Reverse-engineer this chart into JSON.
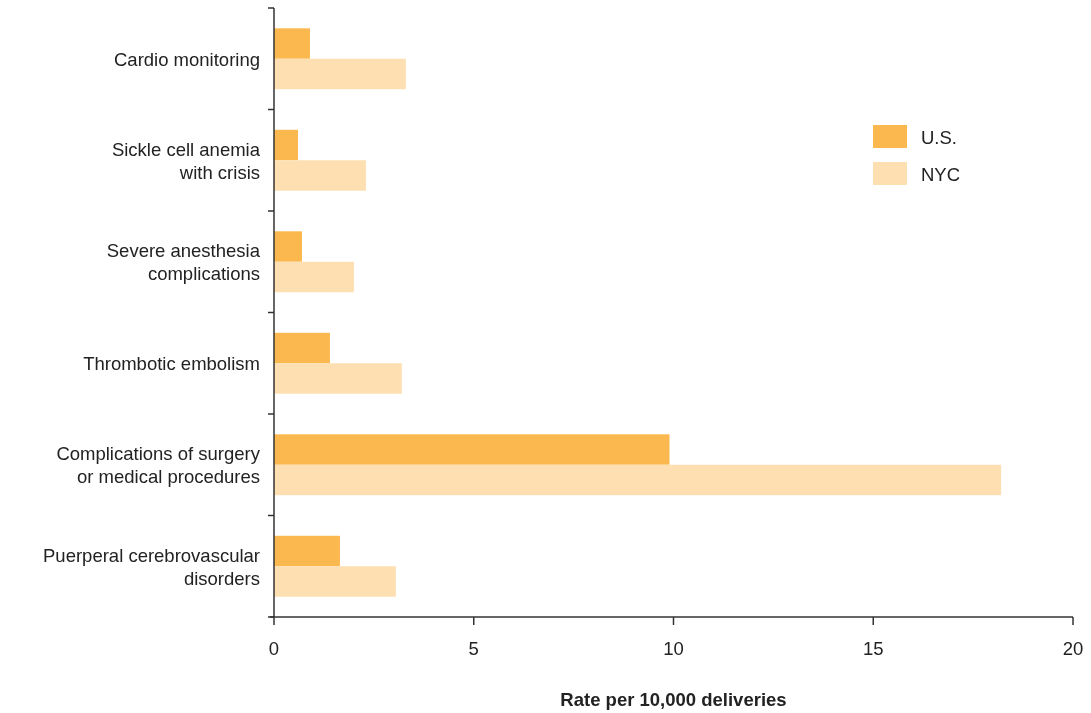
{
  "chart_data": {
    "type": "bar",
    "orientation": "horizontal",
    "xlabel": "Rate per 10,000 deliveries",
    "categories": [
      "Cardio monitoring",
      "Sickle cell anemia with crisis",
      "Severe anesthesia complications",
      "Thrombotic embolism",
      "Complications of surgery or medical procedures",
      "Puerperal cerebrovascular disorders"
    ],
    "series": [
      {
        "name": "U.S.",
        "color": "#fbb84e",
        "values": [
          0.9,
          0.6,
          0.7,
          1.4,
          9.9,
          1.65
        ]
      },
      {
        "name": "NYC",
        "color": "#fddfb1",
        "values": [
          3.3,
          2.3,
          2.0,
          3.2,
          18.2,
          3.05
        ]
      }
    ],
    "xlim": [
      0,
      20
    ],
    "xticks": [
      0,
      5,
      10,
      15,
      20
    ],
    "legend": "top right",
    "grid": false
  }
}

== Goal ==
Set the pictures aside and transcribe the data above exactly.

== Exercise result ==
Reverse-engineer this chart into JSON.
{
  "chart_data": {
    "type": "bar",
    "orientation": "horizontal",
    "xlabel": "Rate per 10,000 deliveries",
    "categories": [
      "Cardio monitoring",
      "Sickle cell anemia with crisis",
      "Severe anesthesia complications",
      "Thrombotic embolism",
      "Complications of surgery or medical procedures",
      "Puerperal cerebrovascular disorders"
    ],
    "series": [
      {
        "name": "U.S.",
        "color": "#fbb84e",
        "values": [
          0.9,
          0.6,
          0.7,
          1.4,
          9.9,
          1.65
        ]
      },
      {
        "name": "NYC",
        "color": "#fddfb1",
        "values": [
          3.3,
          2.3,
          2.0,
          3.2,
          18.2,
          3.05
        ]
      }
    ],
    "xlim": [
      0,
      20
    ],
    "xticks": [
      0,
      5,
      10,
      15,
      20
    ],
    "legend": "top right",
    "grid": false
  }
}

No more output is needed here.